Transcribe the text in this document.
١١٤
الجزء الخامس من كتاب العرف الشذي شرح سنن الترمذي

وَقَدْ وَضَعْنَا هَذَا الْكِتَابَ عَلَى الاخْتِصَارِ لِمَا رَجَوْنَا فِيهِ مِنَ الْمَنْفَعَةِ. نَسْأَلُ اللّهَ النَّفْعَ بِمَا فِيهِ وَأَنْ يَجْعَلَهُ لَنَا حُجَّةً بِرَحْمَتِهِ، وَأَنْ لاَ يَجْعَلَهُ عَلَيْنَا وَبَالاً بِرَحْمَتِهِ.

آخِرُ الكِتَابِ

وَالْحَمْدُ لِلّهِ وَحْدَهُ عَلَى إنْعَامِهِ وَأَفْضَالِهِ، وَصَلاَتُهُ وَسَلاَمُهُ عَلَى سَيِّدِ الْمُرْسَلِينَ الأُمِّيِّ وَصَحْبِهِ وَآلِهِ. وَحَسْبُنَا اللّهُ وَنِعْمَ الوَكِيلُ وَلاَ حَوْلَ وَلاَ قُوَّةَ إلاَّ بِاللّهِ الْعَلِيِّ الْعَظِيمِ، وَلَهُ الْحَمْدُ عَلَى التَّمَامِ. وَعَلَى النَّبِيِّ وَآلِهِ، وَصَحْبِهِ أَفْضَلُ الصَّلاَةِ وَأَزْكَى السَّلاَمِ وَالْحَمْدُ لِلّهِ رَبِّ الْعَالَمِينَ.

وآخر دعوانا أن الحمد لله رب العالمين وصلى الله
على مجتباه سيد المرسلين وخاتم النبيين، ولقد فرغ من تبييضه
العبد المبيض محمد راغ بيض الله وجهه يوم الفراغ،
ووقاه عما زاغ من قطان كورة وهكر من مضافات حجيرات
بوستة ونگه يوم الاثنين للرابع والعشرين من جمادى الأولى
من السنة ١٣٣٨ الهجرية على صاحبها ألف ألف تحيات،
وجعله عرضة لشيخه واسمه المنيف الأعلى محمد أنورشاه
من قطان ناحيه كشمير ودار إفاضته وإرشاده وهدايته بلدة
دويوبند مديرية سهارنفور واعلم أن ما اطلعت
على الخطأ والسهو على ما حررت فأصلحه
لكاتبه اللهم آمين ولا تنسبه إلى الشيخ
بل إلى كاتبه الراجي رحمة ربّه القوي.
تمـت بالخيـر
********************
*What is required*. Restate the listing in full, word for word.

*Full solution*.
Transcribe the text in this document.
١١٤
الجزء الخامس من كتاب العرف الشذي شرح سنن الترمذي

وَقَدْ وَضَعْنَا هَذَا الْكِتَابَ عَلَى الاخْتِصَارِ لِمَا رَجَوْنَا فِيهِ مِنَ الْمَنْفَعَةِ. نَسْأَلُ اللّهَ النَّفْعَ بِمَا فِيهِ وَأَنْ يَجْعَلَهُ لَنَا حُجَّةً بِرَحْمَتِهِ، وَأَنْ لاَ يَجْعَلَهُ عَلَيْنَا وَبَالاً بِرَحْمَتِهِ.

آخِرُ الكِتَابِ

وَالْحَمْدُ لِلّهِ وَحْدَهُ عَلَى إنْعَامِهِ وَأَفْضَالِهِ، وَصَلاَتُهُ وَسَلاَمُهُ عَلَى سَيِّدِ الْمُرْسَلِينَ الأُمِّيِّ وَصَحْبِهِ وَآلِهِ. وَحَسْبُنَا اللّهُ وَنِعْمَ الوَكِيلُ وَلاَ حَوْلَ وَلاَ قُوَّةَ إلاَّ بِاللّهِ الْعَلِيِّ الْعَظِيمِ، وَلَهُ الْحَمْدُ عَلَى التَّمَامِ. وَعَلَى النَّبِيِّ وَآلِهِ، وَصَحْبِهِ أَفْضَلُ الصَّلاَةِ وَأَزْكَى السَّلاَمِ وَالْحَمْدُ لِلّهِ رَبِّ الْعَالَمِينَ.

وآخر دعوانا أن الحمد لله رب العالمين وصلى الله
على مجتباه سيد المرسلين وخاتم النبيين، ولقد فرغ من تبييضه
العبد المبيض محمد راغ بيض الله وجهه يوم الفراغ،
ووقاه عما زاغ من قطان كورة وهكر من مضافات حجيرات
بوستة ونگه يوم الاثنين للرابع والعشرين من جمادى الأولى
من السنة ١٣٣٨ الهجرية على صاحبها ألف ألف تحيات،
وجعله عرضة لشيخه واسمه المنيف الأعلى محمد أنورشاه
من قطان ناحيه كشمير ودار إفاضته وإرشاده وهدايته بلدة
دويوبند مديرية سهارنفور واعلم أن ما اطلعت
على الخطأ والسهو على ما حررت فأصلحه
لكاتبه اللهم آمين ولا تنسبه إلى الشيخ
بل إلى كاتبه الراجي رحمة ربّه القوي.
تمـت بالخيـر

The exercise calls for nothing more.